• WHAT YOU ARE ASKED TO DO:
Could you copy each of the records below line for line, without changing a character, and leave out the pictures?
--- Begin MATERIAL PROVIDED ---
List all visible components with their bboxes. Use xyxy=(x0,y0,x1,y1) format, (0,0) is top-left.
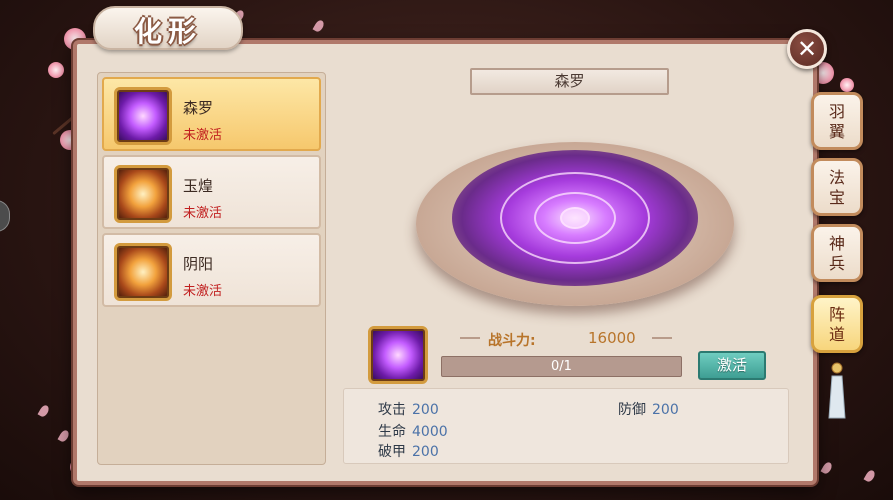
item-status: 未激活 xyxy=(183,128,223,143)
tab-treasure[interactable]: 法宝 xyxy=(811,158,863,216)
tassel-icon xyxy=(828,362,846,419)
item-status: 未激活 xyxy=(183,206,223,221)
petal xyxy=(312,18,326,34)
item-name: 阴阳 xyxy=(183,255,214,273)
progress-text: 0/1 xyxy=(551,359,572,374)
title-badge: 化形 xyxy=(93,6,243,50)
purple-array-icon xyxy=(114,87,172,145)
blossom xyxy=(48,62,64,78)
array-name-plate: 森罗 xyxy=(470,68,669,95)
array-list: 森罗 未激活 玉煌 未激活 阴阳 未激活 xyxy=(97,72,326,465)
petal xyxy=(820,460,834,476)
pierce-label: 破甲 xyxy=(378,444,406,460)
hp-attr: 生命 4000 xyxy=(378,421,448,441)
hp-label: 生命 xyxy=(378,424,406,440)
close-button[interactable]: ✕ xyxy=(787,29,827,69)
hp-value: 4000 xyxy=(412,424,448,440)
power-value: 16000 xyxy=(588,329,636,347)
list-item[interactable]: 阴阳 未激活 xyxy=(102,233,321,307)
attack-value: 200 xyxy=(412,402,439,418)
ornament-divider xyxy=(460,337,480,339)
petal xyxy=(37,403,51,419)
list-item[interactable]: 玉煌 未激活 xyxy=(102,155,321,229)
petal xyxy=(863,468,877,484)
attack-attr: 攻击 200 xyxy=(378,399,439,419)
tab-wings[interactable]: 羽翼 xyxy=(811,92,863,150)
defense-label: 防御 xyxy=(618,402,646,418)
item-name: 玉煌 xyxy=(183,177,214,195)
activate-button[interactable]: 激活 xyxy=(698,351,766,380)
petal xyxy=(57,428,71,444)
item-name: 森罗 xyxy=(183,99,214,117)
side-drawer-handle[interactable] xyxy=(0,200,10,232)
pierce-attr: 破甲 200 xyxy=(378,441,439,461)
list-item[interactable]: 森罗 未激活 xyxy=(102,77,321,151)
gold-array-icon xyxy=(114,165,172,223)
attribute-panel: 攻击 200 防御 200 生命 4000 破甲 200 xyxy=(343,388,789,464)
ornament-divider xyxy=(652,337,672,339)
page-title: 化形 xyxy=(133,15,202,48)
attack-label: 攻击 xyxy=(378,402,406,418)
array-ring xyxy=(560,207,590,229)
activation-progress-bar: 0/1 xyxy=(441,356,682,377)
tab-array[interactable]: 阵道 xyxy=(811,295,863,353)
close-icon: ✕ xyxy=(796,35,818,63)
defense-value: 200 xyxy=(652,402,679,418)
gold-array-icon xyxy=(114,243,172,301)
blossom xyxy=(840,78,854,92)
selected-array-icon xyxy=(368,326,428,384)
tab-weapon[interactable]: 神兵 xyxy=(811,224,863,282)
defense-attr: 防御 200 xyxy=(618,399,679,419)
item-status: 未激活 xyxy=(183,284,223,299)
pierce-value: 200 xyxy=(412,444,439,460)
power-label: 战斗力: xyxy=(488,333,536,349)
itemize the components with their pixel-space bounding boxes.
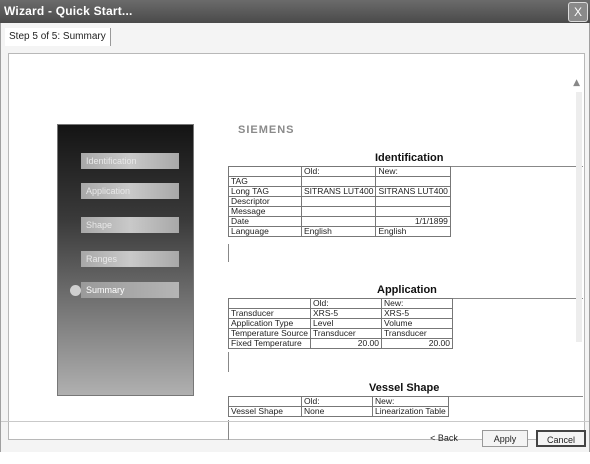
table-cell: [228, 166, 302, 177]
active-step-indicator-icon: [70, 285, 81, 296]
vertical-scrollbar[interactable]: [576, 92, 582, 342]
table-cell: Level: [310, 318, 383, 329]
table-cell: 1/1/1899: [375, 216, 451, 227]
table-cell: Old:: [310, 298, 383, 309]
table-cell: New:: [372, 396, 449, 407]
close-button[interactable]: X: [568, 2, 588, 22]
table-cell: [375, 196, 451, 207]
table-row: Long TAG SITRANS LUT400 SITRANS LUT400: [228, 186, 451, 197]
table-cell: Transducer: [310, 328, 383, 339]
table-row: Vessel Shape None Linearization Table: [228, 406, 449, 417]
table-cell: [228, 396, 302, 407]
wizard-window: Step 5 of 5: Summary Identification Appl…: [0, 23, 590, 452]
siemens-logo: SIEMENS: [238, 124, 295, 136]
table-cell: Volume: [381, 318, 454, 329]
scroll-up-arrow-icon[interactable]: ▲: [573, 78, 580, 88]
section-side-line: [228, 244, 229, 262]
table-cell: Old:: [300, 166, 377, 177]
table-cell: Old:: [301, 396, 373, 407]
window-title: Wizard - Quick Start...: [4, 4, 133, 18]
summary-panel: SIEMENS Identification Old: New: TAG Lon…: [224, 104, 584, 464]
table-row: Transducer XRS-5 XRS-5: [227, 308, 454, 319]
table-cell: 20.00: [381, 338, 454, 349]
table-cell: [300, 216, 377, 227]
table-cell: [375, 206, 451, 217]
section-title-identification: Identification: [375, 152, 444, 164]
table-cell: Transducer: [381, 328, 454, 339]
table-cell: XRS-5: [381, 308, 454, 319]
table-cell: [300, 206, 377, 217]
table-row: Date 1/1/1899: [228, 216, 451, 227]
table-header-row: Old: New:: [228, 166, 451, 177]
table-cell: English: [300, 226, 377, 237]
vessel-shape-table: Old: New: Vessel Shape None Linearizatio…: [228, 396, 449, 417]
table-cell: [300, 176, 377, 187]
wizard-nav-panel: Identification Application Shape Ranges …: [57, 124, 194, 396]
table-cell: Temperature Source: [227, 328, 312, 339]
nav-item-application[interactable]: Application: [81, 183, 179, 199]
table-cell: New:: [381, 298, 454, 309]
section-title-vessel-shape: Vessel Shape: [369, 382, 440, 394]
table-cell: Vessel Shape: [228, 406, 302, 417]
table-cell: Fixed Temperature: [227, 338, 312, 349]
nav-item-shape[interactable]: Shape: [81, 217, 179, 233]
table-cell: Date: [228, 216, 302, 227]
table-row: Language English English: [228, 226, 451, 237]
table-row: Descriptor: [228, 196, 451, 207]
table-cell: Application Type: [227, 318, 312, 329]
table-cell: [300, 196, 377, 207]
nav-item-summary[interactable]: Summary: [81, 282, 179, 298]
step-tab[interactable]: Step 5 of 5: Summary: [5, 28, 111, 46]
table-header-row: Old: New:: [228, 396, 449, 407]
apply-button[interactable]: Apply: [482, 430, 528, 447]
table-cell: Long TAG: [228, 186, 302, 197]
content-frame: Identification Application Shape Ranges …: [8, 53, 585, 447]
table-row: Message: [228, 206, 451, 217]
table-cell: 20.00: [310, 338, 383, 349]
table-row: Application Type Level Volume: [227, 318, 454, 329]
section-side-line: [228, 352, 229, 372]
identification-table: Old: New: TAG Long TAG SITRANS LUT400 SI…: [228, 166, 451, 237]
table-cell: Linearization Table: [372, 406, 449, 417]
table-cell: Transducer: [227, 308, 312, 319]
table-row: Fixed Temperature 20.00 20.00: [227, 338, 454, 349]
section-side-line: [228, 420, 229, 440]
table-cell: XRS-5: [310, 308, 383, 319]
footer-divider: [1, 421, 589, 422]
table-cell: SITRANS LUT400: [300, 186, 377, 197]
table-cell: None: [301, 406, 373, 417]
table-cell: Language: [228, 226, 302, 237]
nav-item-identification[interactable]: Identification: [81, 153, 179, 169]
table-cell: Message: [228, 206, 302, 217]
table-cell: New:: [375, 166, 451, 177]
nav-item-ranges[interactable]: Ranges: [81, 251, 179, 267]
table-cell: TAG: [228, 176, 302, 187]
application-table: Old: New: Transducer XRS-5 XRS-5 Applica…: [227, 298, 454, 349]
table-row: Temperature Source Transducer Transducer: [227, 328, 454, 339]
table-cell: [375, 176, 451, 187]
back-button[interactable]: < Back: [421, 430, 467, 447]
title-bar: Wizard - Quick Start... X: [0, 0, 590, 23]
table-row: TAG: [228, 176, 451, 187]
--- End MATERIAL PROVIDED ---
• RESULT OF THIS TASK:
List all visible components with their bboxes. Use xyxy=(x0,y0,x1,y1) format, (0,0) is top-left.
item-status: 未激活 xyxy=(183,128,223,143)
tab-treasure[interactable]: 法宝 xyxy=(811,158,863,216)
tassel-icon xyxy=(828,362,846,419)
item-status: 未激活 xyxy=(183,206,223,221)
petal xyxy=(312,18,326,34)
item-name: 阴阳 xyxy=(183,255,214,273)
progress-text: 0/1 xyxy=(551,359,572,374)
title-badge: 化形 xyxy=(93,6,243,50)
purple-array-icon xyxy=(114,87,172,145)
blossom xyxy=(48,62,64,78)
array-name-plate: 森罗 xyxy=(470,68,669,95)
array-list: 森罗 未激活 玉煌 未激活 阴阳 未激活 xyxy=(97,72,326,465)
petal xyxy=(820,460,834,476)
pierce-label: 破甲 xyxy=(378,444,406,460)
hp-attr: 生命 4000 xyxy=(378,421,448,441)
hp-label: 生命 xyxy=(378,424,406,440)
close-button[interactable]: ✕ xyxy=(787,29,827,69)
hp-value: 4000 xyxy=(412,424,448,440)
power-value: 16000 xyxy=(588,329,636,347)
list-item[interactable]: 阴阳 未激活 xyxy=(102,233,321,307)
attack-value: 200 xyxy=(412,402,439,418)
ornament-divider xyxy=(460,337,480,339)
petal xyxy=(37,403,51,419)
list-item[interactable]: 玉煌 未激活 xyxy=(102,155,321,229)
petal xyxy=(863,468,877,484)
attack-attr: 攻击 200 xyxy=(378,399,439,419)
tab-wings[interactable]: 羽翼 xyxy=(811,92,863,150)
defense-label: 防御 xyxy=(618,402,646,418)
item-name: 玉煌 xyxy=(183,177,214,195)
activate-button[interactable]: 激活 xyxy=(698,351,766,380)
petal xyxy=(57,428,71,444)
item-name: 森罗 xyxy=(183,99,214,117)
side-drawer-handle[interactable] xyxy=(0,200,10,232)
pierce-attr: 破甲 200 xyxy=(378,441,439,461)
list-item[interactable]: 森罗 未激活 xyxy=(102,77,321,151)
gold-array-icon xyxy=(114,165,172,223)
attribute-panel: 攻击 200 防御 200 生命 4000 破甲 200 xyxy=(343,388,789,464)
ornament-divider xyxy=(652,337,672,339)
page-title: 化形 xyxy=(133,15,202,48)
attack-label: 攻击 xyxy=(378,402,406,418)
array-ring xyxy=(560,207,590,229)
activation-progress-bar: 0/1 xyxy=(441,356,682,377)
tab-array[interactable]: 阵道 xyxy=(811,295,863,353)
close-icon: ✕ xyxy=(796,35,818,63)
defense-value: 200 xyxy=(652,402,679,418)
gold-array-icon xyxy=(114,243,172,301)
blossom xyxy=(840,78,854,92)
selected-array-icon xyxy=(368,326,428,384)
tab-weapon[interactable]: 神兵 xyxy=(811,224,863,282)
defense-attr: 防御 200 xyxy=(618,399,679,419)
item-status: 未激活 xyxy=(183,284,223,299)
pierce-value: 200 xyxy=(412,444,439,460)
power-label: 战斗力: xyxy=(488,333,536,349)
itemize the components with their pixel-space bounding boxes.
table-cell: [228, 166, 302, 177]
active-step-indicator-icon: [70, 285, 81, 296]
vertical-scrollbar[interactable]: [576, 92, 582, 342]
table-cell: Level: [310, 318, 383, 329]
table-cell: 1/1/1899: [375, 216, 451, 227]
table-cell: Old:: [310, 298, 383, 309]
table-cell: New:: [372, 396, 449, 407]
close-button[interactable]: X: [568, 2, 588, 22]
table-cell: [375, 196, 451, 207]
table-row: Long TAG SITRANS LUT400 SITRANS LUT400: [228, 186, 451, 197]
table-cell: Transducer: [310, 328, 383, 339]
table-row: Vessel Shape None Linearization Table: [228, 406, 449, 417]
table-cell: [228, 396, 302, 407]
wizard-window: Step 5 of 5: Summary Identification Appl…: [0, 23, 590, 452]
siemens-logo: SIEMENS: [238, 124, 295, 136]
table-cell: Volume: [381, 318, 454, 329]
scroll-up-arrow-icon[interactable]: ▲: [573, 78, 580, 88]
section-side-line: [228, 244, 229, 262]
table-cell: Old:: [300, 166, 377, 177]
table-cell: Old:: [301, 396, 373, 407]
window-title: Wizard - Quick Start...: [4, 4, 133, 18]
summary-panel: SIEMENS Identification Old: New: TAG Lon…: [224, 104, 584, 464]
table-row: Transducer XRS-5 XRS-5: [227, 308, 454, 319]
table-cell: 20.00: [381, 338, 454, 349]
table-cell: [300, 216, 377, 227]
table-cell: [375, 206, 451, 217]
section-title-identification: Identification: [375, 152, 444, 164]
table-cell: Transducer: [381, 328, 454, 339]
table-cell: XRS-5: [381, 308, 454, 319]
table-cell: [300, 206, 377, 217]
table-row: Date 1/1/1899: [228, 216, 451, 227]
table-header-row: Old: New:: [228, 166, 451, 177]
table-cell: English: [300, 226, 377, 237]
vessel-shape-table: Old: New: Vessel Shape None Linearizatio…: [228, 396, 449, 417]
table-cell: [300, 176, 377, 187]
wizard-nav-panel: Identification Application Shape Ranges …: [57, 124, 194, 396]
table-cell: Temperature Source: [227, 328, 312, 339]
nav-item-application[interactable]: Application: [81, 183, 179, 199]
table-cell: New:: [381, 298, 454, 309]
section-title-vessel-shape: Vessel Shape: [369, 382, 440, 394]
table-cell: Vessel Shape: [228, 406, 302, 417]
table-cell: Fixed Temperature: [227, 338, 312, 349]
nav-item-shape[interactable]: Shape: [81, 217, 179, 233]
table-cell: Date: [228, 216, 302, 227]
table-row: Language English English: [228, 226, 451, 237]
table-row: Descriptor: [228, 196, 451, 207]
table-cell: Application Type: [227, 318, 312, 329]
table-cell: [300, 196, 377, 207]
nav-item-summary[interactable]: Summary: [81, 282, 179, 298]
step-tab[interactable]: Step 5 of 5: Summary: [5, 28, 111, 46]
table-header-row: Old: New:: [228, 396, 449, 407]
apply-button[interactable]: Apply: [482, 430, 528, 447]
table-cell: Long TAG: [228, 186, 302, 197]
content-frame: Identification Application Shape Ranges …: [8, 53, 585, 447]
table-row: Message: [228, 206, 451, 217]
table-cell: 20.00: [310, 338, 383, 349]
table-row: Application Type Level Volume: [227, 318, 454, 329]
section-side-line: [228, 352, 229, 372]
identification-table: Old: New: TAG Long TAG SITRANS LUT400 SI…: [228, 166, 451, 237]
table-cell: Linearization Table: [372, 406, 449, 417]
table-cell: Transducer: [227, 308, 312, 319]
table-row: Fixed Temperature 20.00 20.00: [227, 338, 454, 349]
section-side-line: [228, 420, 229, 440]
table-cell: XRS-5: [310, 308, 383, 319]
footer-divider: [1, 421, 589, 422]
table-cell: SITRANS LUT400: [300, 186, 377, 197]
table-cell: None: [301, 406, 373, 417]
table-cell: Language: [228, 226, 302, 237]
nav-item-identification[interactable]: Identification: [81, 153, 179, 169]
table-cell: Message: [228, 206, 302, 217]
table-cell: New:: [375, 166, 451, 177]
nav-item-ranges[interactable]: Ranges: [81, 251, 179, 267]
table-cell: TAG: [228, 176, 302, 187]
application-table: Old: New: Transducer XRS-5 XRS-5 Applica…: [227, 298, 454, 349]
table-row: Temperature Source Transducer Transducer: [227, 328, 454, 339]
table-cell: [375, 176, 451, 187]
back-button[interactable]: < Back: [421, 430, 467, 447]
title-bar: Wizard - Quick Start... X: [0, 0, 590, 23]
table-row: TAG: [228, 176, 451, 187]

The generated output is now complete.